## Tasks
1) In the car clustering notebook below, transcribe everything from "from comparisonHC import" down to "np.random.seed(0)".
2) Answer these questions from the car clustering notebook below:
(a) How many objects are in the data?
(b) How many standard triplets are obtained from the data?
(c) For how many seconds did ComparisonHC run with AddS-3 similarities?

## Document extract
━━━━━━━━━━━━━━━━━━━━

In [1]:
from cblearn import datasets
import numpy as np
import cblearn
import tqdm
import time
import sys
sys.path.append('../..')
from comparisonHC import HandlerTriplets, ListTriplets, get_AddS_triplets, get_MulK_triplets, get_tSTE_triplets, ComparisonHC

In [2]:
#fetching car dataset
data = datasets.fetch_car_similarity()

In [3]:
#setting seed 0
np.random.seed(0) 

In [4]:
data

{'triplet': array([[11, 50, 44],
        [ 1, 55, 27],
        [ 4, 16, 15],
        ...,
        [16, 11, 26],
        [ 2,  0, 37],
        [19, 17, 13]]),
 'response': array([0, 2, 0, ..., 0, 1, 2], dtype=int64),
 'rt_ms': array([[9.063],
        [2.974],
        [5.26 ],
        ...,
        [9.772],
        [3.495],
        [6.978]]),
 'class_id': array([0, 1, 0, 0, 0, 1, 1, 1, 1, 1, 1, 1, 0, 0, 3, 1, 1, 0, 3, 3, 2, 0,
        2, 0, 1, 0, 0, 3, 0, 2, 0, 1, 0, 0, 1, 1, 1, 1, 1, 3, 1, 3, 0, 1,
        1, 1, 3, 3, 3, 3, 3, 3, 2, 3, 1, 3, 0, 1, 3, 1]),
 'class_name': array(['OFF-ROAD / SPORT UTILITY VEHICLES', 'ORDINARY CARS', 'OUTLIERS',
        'SPORTS CARS'], dtype='<U33'),

In [5]:
#getting raw triplets from car data
triplets_raw = data['triplet']

In [6]:
n = np.amax(triplets_raw) + 1

In [7]:
#objects in the data
n

60

In [8]:
n_triplets_raw = triplets_raw.shape[0]

In [9]:
#raw triplets in the data(number of responses)
n_triplets_raw

7097

In [10]:
#getting standard triplets from raw triplets. Random triplets are of form (i,j,k) where s_ij>s_ik
triplets = cblearn.preprocessing.triplets_from_mostcentral(data['triplet'],data['response'])

In [11]:
n_triplets = triplets.shape[0]

In [12]:
#standard triplets obtained from the data
n_triplets

14194

In [13]:
Oracle = ListTriplets(triplets, n, n_triplets)

In [14]:
adds_similarities = get_AddS_triplets(Oracle,n)

In [15]:
#running comparison hierarchical clustering using AddS-3 similarities
chc = ComparisonHC(adds_similarities,n)
chc.fit([[j] for j in range(n)])
print("ComparisonHC ran for {:.2f} seconds.".format(chc.time_elapsed))
print("Revenue with AddS-3: {:.3e}".format(-chc.cost_dasgupta(adds_similarities)))

ComparisonHC ran for 0.62 seconds.
Revenue with AddS-3: 1.521e+05


In [16]:
mulk_similarities = get_MulK_triplets(Oracle,n)

━━━━━━━━━━━━━━━━━━━━

## Dataset
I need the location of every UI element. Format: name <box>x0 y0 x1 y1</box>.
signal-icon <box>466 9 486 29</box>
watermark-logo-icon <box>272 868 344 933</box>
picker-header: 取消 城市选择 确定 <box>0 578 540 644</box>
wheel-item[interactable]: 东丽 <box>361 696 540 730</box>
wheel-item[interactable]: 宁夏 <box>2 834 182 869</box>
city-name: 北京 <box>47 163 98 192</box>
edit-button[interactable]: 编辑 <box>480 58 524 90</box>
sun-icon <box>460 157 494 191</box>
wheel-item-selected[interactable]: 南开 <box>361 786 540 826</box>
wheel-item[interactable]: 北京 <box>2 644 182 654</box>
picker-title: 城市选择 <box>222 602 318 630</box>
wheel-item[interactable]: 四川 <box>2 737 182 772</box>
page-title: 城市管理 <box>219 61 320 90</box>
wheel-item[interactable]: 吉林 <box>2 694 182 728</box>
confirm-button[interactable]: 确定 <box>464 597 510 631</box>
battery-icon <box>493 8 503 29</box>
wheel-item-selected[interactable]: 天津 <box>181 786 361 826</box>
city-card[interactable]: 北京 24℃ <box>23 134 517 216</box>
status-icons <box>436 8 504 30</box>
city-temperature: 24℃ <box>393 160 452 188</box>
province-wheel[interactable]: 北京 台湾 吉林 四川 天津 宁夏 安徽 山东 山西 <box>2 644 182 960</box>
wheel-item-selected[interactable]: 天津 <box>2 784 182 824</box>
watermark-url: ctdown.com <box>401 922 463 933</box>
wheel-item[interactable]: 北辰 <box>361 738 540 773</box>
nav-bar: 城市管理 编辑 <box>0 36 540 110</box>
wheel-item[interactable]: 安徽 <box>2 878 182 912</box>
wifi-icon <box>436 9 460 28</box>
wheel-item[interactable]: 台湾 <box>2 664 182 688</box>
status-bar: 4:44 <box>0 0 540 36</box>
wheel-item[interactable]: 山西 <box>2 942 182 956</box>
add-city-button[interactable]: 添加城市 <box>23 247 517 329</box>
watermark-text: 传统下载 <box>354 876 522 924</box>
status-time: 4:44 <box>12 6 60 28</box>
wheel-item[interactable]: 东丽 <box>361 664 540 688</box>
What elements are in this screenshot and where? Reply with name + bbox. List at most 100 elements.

━━━━━━━━━━━━━━━━━━━━

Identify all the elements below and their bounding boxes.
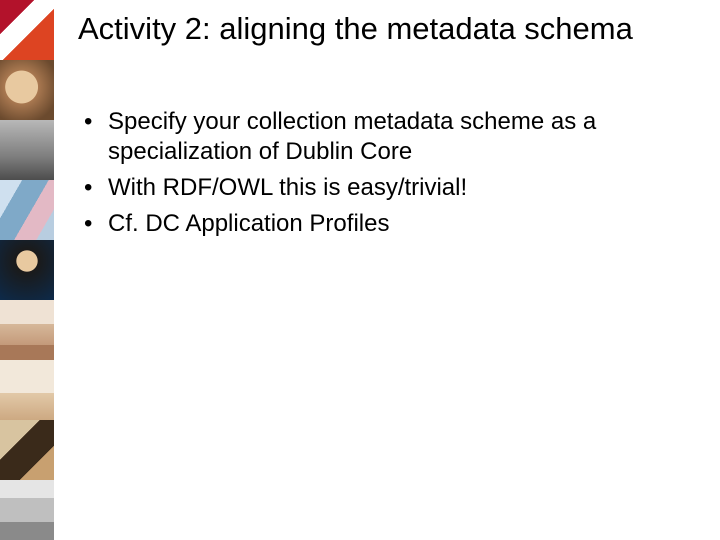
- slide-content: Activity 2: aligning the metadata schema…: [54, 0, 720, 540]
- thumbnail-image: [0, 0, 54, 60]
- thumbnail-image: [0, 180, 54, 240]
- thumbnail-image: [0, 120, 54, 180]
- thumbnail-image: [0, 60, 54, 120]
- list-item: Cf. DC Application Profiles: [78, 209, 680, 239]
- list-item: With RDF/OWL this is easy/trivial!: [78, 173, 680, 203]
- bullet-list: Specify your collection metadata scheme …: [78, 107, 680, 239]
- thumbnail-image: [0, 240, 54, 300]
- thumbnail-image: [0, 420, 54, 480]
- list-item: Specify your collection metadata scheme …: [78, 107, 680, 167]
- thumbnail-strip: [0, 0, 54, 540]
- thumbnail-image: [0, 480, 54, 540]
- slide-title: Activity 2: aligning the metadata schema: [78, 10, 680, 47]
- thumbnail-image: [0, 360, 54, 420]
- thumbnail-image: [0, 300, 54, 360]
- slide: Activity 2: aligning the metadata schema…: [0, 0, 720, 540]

━━━━━━━━━━━━━━━━━━━━

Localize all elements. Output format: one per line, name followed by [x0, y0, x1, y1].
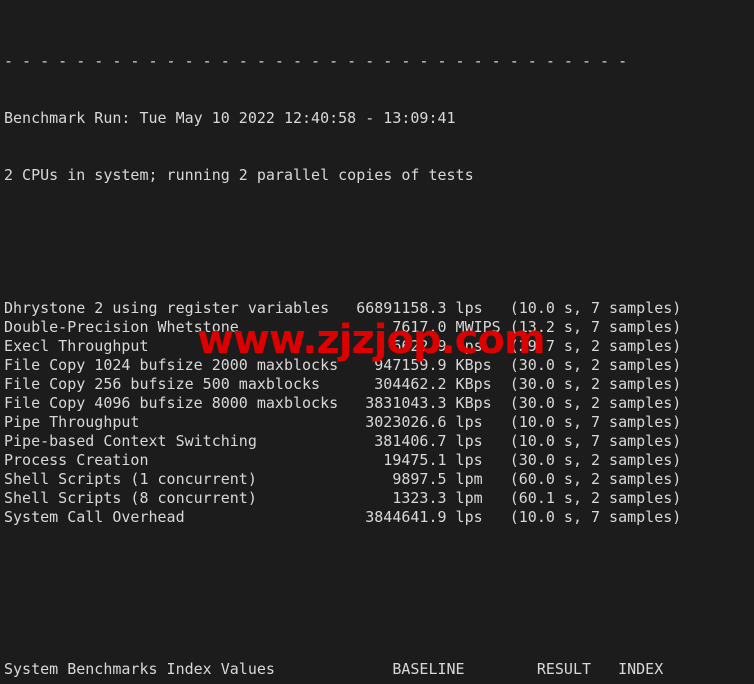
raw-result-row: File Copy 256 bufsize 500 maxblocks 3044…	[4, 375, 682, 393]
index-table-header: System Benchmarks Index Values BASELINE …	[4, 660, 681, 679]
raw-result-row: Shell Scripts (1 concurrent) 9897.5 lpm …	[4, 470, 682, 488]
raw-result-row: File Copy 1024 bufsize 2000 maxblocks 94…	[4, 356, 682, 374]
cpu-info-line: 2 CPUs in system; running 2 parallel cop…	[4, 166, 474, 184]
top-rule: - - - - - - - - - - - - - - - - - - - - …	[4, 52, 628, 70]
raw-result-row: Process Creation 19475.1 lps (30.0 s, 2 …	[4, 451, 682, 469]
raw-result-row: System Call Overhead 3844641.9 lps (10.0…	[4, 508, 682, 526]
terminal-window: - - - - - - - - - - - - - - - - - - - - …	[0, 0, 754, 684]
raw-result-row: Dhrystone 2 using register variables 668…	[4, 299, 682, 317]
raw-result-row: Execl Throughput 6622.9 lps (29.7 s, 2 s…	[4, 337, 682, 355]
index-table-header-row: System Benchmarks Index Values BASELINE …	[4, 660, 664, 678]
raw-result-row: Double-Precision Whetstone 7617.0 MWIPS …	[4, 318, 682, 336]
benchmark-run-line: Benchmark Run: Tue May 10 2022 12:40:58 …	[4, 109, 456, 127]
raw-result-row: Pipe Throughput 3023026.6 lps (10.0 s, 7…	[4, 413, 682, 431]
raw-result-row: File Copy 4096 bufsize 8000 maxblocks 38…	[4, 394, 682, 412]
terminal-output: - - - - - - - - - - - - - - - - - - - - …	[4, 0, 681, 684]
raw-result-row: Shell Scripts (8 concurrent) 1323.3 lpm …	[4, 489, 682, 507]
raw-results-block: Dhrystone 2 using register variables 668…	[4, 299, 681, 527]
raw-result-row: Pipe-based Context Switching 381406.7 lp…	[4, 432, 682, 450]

━━━━━━━━━━━━━━━━━━━━

## Answers given
1)
from comparisonHC import HandlerTriplets, ListTriplets, get_AddS_triplets, get_MulK_triplets, get_tSTE_triplets, ComparisonHC

In [2]:
#fetching car dataset
data = datasets.fetch_car_similarity()

In [3]:
#setting seed 0
np.random.seed(0)

2)
(a) 60
(b) 14194
(c) 0.62 seconds